▸ **Task description**
Collect all lines from the records below that include the word "Schließen".

▸ **Records shown**
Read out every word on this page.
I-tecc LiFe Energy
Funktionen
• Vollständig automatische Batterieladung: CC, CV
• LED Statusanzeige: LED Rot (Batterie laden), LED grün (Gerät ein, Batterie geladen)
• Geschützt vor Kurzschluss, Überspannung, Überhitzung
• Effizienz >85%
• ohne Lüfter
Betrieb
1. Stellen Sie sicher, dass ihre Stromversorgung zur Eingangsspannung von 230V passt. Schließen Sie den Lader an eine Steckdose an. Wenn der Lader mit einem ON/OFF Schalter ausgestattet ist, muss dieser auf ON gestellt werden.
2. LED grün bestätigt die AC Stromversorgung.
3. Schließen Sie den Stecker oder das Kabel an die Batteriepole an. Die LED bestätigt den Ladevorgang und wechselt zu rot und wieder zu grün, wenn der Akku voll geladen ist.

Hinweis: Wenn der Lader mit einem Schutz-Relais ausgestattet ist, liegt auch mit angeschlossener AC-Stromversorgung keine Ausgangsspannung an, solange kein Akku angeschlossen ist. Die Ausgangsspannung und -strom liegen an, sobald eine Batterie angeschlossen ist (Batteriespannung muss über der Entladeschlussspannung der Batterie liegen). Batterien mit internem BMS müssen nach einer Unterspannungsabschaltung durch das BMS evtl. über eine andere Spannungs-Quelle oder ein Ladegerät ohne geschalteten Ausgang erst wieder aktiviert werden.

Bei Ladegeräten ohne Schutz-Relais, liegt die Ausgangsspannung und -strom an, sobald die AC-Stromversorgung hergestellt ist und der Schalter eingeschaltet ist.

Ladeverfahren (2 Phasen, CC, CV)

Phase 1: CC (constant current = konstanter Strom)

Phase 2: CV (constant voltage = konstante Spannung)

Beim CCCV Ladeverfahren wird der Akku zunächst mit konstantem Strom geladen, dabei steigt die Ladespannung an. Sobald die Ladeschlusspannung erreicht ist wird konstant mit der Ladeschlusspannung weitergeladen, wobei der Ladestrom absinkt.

▸ **Task output**
1. Stellen Sie sicher, dass ihre Stromversorgung zur Eingangsspannung von 230V passt. Schließen Sie den Lader an eine Steckdose an. Wenn der Lader mit einem ON/OFF Schalter ausgestattet ist, muss dieser auf ON gestellt werden.
3. Schließen Sie den Stecker oder das Kabel an die Batteriepole an. Die LED bestätigt den Ladevorgang und wechselt zu rot und wieder zu grün, wenn der Akku voll geladen ist.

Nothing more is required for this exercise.